**Set exercise**
Say how many lines include the word "your". Reply with nothing but the number.

○ ○ ○

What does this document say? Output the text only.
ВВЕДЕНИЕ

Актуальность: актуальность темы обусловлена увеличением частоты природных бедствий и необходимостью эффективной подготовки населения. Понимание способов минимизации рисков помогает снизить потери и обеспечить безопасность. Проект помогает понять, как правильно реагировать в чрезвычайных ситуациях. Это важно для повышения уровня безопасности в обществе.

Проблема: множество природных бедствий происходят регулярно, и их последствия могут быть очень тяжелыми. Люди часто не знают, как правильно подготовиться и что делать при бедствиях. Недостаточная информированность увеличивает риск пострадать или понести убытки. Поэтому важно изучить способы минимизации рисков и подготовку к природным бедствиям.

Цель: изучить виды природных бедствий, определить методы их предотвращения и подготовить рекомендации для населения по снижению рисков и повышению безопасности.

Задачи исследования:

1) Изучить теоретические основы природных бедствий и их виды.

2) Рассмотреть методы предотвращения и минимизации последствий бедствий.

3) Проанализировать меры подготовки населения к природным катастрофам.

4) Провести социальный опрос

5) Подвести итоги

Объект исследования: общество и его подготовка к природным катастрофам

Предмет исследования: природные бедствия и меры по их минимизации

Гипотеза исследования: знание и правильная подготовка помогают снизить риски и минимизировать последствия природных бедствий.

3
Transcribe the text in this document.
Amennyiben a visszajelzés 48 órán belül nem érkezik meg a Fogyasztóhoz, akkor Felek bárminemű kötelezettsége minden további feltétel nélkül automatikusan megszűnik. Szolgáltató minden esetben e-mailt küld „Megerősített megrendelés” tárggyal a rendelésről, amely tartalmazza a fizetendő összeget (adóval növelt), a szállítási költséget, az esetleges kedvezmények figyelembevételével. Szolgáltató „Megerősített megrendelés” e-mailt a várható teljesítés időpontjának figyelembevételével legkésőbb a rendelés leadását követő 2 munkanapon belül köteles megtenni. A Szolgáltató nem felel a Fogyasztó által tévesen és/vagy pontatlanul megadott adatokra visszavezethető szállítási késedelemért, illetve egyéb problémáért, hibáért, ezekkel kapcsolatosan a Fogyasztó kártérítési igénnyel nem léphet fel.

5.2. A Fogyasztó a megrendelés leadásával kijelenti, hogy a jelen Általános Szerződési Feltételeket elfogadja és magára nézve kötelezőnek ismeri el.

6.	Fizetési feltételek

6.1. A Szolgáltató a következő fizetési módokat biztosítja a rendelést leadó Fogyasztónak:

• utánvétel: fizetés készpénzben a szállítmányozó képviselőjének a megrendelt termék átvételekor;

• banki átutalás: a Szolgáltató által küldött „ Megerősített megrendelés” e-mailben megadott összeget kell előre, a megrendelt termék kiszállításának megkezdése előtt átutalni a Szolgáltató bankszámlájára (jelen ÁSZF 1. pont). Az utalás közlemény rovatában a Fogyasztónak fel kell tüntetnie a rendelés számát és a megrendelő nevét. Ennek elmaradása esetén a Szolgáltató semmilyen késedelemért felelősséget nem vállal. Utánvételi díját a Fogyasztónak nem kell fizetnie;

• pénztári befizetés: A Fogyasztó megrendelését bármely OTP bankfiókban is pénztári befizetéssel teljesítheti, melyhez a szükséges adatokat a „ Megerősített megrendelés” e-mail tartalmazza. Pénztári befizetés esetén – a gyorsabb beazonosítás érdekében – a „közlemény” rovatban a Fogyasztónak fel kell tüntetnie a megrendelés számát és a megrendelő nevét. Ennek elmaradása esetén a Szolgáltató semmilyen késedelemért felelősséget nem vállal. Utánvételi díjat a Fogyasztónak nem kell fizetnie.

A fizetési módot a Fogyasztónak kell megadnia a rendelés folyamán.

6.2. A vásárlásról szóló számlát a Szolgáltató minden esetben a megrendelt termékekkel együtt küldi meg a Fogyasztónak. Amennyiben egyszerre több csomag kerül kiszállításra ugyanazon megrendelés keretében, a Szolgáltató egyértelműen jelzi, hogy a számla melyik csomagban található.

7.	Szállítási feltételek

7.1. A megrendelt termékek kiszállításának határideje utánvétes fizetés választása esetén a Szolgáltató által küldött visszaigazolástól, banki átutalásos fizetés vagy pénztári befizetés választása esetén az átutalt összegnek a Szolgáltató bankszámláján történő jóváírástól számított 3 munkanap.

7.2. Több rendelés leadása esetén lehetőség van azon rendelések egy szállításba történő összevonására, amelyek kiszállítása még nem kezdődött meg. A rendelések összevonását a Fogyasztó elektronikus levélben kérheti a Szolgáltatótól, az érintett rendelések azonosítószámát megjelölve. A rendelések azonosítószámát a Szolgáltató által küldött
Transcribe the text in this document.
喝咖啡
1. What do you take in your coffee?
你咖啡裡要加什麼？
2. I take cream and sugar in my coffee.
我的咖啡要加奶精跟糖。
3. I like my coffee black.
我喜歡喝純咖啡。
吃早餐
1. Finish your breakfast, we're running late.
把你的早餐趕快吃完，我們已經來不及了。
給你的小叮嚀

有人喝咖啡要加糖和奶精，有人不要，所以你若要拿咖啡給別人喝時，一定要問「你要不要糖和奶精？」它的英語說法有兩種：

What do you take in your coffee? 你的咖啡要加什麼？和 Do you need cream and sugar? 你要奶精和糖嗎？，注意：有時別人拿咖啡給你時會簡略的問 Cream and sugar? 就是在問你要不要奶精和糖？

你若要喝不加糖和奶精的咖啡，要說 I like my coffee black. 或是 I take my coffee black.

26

○ ○ ○

**Solution for this problem**
3